Give the number of lines that contain the string "CLÍNICAS", please, and nothing else.

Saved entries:
"""

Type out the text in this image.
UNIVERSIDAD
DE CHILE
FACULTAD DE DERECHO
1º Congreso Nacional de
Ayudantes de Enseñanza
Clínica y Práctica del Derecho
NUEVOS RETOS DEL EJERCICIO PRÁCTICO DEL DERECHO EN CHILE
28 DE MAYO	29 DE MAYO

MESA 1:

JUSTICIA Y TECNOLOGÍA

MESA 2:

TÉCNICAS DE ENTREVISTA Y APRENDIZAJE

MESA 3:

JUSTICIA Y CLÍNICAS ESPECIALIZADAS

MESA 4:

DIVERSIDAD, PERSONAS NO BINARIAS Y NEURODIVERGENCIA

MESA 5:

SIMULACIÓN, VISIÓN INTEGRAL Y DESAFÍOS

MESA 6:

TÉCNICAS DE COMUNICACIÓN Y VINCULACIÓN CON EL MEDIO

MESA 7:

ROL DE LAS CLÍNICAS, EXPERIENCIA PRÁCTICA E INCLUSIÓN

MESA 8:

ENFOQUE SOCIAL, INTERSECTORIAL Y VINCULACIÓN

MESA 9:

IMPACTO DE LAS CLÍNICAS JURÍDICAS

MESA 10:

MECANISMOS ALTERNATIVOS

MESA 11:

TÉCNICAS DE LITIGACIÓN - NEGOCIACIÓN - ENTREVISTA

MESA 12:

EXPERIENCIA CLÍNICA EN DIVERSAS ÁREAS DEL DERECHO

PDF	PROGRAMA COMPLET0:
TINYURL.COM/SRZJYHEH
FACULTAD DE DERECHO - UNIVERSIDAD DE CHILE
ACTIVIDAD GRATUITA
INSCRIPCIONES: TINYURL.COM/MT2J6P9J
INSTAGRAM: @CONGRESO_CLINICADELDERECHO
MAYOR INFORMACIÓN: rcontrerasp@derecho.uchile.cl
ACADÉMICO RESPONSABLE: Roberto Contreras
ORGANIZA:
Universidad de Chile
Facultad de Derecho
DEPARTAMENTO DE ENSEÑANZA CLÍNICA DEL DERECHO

"""

*Answer for the task*:
3